Rows from a dataset:
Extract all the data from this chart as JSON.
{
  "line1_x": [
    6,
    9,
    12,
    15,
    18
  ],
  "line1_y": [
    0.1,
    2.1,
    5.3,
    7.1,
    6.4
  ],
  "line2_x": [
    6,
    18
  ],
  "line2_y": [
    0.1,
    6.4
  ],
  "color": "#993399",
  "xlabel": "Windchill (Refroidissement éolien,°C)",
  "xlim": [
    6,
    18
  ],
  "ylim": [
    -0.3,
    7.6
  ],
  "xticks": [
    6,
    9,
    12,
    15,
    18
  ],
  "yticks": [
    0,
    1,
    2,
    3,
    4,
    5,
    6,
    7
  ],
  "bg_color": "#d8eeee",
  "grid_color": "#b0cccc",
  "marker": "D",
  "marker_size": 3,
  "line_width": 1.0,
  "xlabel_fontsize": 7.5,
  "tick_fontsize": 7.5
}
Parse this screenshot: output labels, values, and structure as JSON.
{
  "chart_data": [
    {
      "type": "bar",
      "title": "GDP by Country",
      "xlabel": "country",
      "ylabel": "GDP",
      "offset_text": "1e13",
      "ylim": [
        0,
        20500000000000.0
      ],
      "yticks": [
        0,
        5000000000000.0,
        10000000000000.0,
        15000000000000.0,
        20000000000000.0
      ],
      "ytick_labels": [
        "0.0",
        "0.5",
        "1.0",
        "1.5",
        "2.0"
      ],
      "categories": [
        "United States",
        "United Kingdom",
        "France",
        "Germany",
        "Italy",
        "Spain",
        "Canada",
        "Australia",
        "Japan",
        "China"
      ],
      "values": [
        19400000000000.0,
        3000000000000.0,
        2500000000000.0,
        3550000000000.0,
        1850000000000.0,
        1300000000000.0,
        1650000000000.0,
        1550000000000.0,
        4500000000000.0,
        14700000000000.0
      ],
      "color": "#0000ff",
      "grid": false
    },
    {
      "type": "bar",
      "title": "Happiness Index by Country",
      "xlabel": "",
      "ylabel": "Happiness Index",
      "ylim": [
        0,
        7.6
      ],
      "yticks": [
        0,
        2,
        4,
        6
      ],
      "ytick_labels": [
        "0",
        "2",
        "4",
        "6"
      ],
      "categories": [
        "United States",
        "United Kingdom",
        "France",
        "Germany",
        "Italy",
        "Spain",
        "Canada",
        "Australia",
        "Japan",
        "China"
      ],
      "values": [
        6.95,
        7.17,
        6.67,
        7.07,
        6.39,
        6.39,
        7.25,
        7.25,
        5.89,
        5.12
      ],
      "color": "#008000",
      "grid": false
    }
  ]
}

Exercise - In the records above, collect each line with "title".

Finished task -
      "title": "GDP by Country",
      "title": "Happiness Index by Country",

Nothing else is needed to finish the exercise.